==== Records supplied ====
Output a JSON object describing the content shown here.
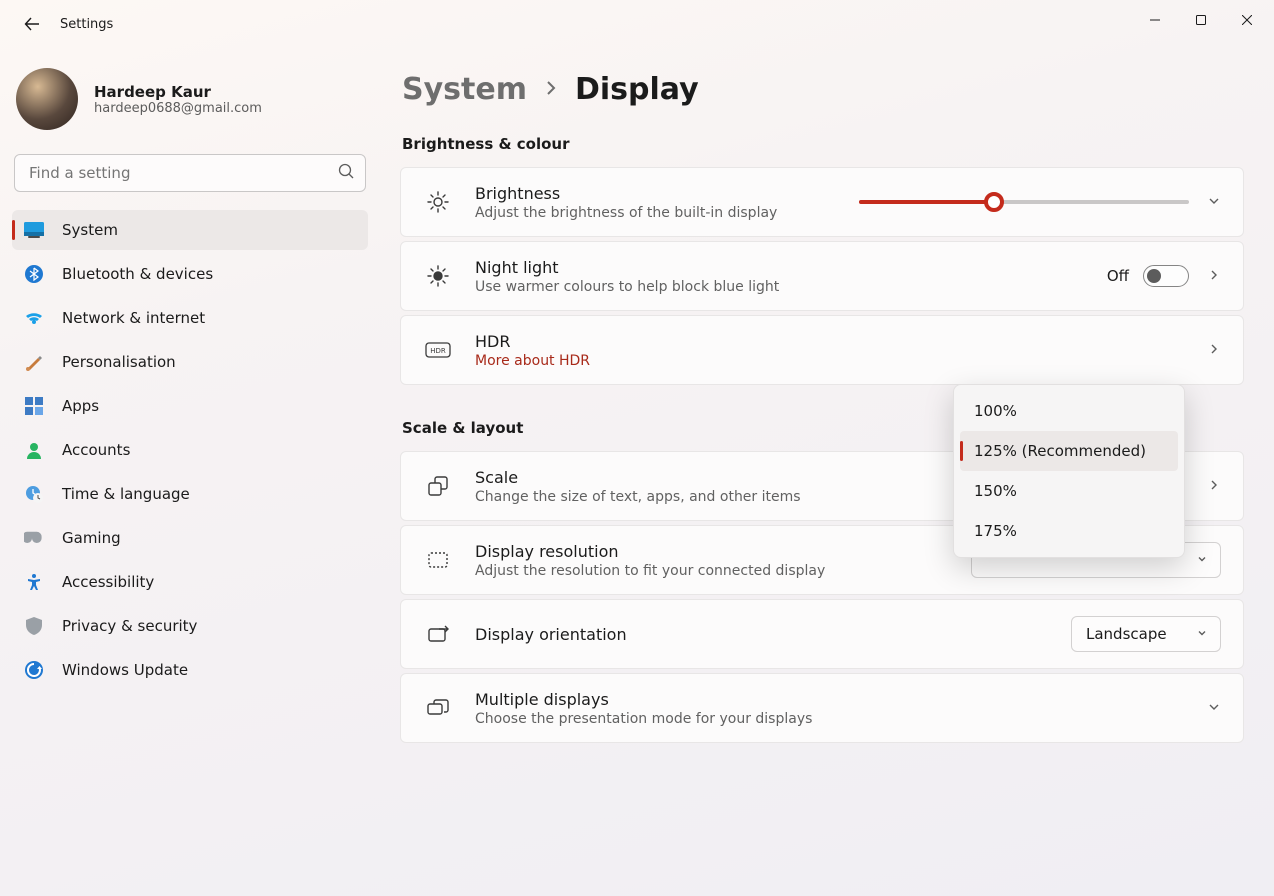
{
  "app": {
    "title": "Settings"
  },
  "user": {
    "name": "Hardeep Kaur",
    "email": "hardeep0688@gmail.com"
  },
  "search": {
    "placeholder": "Find a setting"
  },
  "nav": {
    "items": [
      {
        "label": "System"
      },
      {
        "label": "Bluetooth & devices"
      },
      {
        "label": "Network & internet"
      },
      {
        "label": "Personalisation"
      },
      {
        "label": "Apps"
      },
      {
        "label": "Accounts"
      },
      {
        "label": "Time & language"
      },
      {
        "label": "Gaming"
      },
      {
        "label": "Accessibility"
      },
      {
        "label": "Privacy & security"
      },
      {
        "label": "Windows Update"
      }
    ],
    "active_index": 0
  },
  "breadcrumb": {
    "parent": "System",
    "current": "Display"
  },
  "sections": {
    "brightness_colour": {
      "title": "Brightness & colour",
      "brightness": {
        "title": "Brightness",
        "sub": "Adjust the brightness of the built-in display",
        "value_pct": 41
      },
      "night_light": {
        "title": "Night light",
        "sub": "Use warmer colours to help block blue light",
        "state_label": "Off",
        "on": false
      },
      "hdr": {
        "title": "HDR",
        "link": "More about HDR"
      }
    },
    "scale_layout": {
      "title": "Scale & layout",
      "scale": {
        "title": "Scale",
        "sub": "Change the size of text, apps, and other items",
        "options": [
          "100%",
          "125% (Recommended)",
          "150%",
          "175%"
        ],
        "selected_index": 1
      },
      "resolution": {
        "title": "Display resolution",
        "sub": "Adjust the resolution to fit your connected display"
      },
      "orientation": {
        "title": "Display orientation",
        "value": "Landscape"
      },
      "multiple": {
        "title": "Multiple displays",
        "sub": "Choose the presentation mode for your displays"
      }
    }
  }
}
====
Task statement: Quote every entry exactly, with the pictures omitted.

Answer to this exercise:
Output a JSON object describing the content shown here.
{
  "app": {
    "title": "Settings"
  },
  "user": {
    "name": "Hardeep Kaur",
    "email": "hardeep0688@gmail.com"
  },
  "search": {
    "placeholder": "Find a setting"
  },
  "nav": {
    "items": [
      {
        "label": "System"
      },
      {
        "label": "Bluetooth & devices"
      },
      {
        "label": "Network & internet"
      },
      {
        "label": "Personalisation"
      },
      {
        "label": "Apps"
      },
      {
        "label": "Accounts"
      },
      {
        "label": "Time & language"
      },
      {
        "label": "Gaming"
      },
      {
        "label": "Accessibility"
      },
      {
        "label": "Privacy & security"
      },
      {
        "label": "Windows Update"
      }
    ],
    "active_index": 0
  },
  "breadcrumb": {
    "parent": "System",
    "current": "Display"
  },
  "sections": {
    "brightness_colour": {
      "title": "Brightness & colour",
      "brightness": {
        "title": "Brightness",
        "sub": "Adjust the brightness of the built-in display",
        "value_pct": 41
      },
      "night_light": {
        "title": "Night light",
        "sub": "Use warmer colours to help block blue light",
        "state_label": "Off",
        "on": false
      },
      "hdr": {
        "title": "HDR",
        "link": "More about HDR"
      }
    },
    "scale_layout": {
      "title": "Scale & layout",
      "scale": {
        "title": "Scale",
        "sub": "Change the size of text, apps, and other items",
        "options": [
          "100%",
          "125% (Recommended)",
          "150%",
          "175%"
        ],
        "selected_index": 1
      },
      "resolution": {
        "title": "Display resolution",
        "sub": "Adjust the resolution to fit your connected display"
      },
      "orientation": {
        "title": "Display orientation",
        "value": "Landscape"
      },
      "multiple": {
        "title": "Multiple displays",
        "sub": "Choose the presentation mode for your displays"
      }
    }
  }
}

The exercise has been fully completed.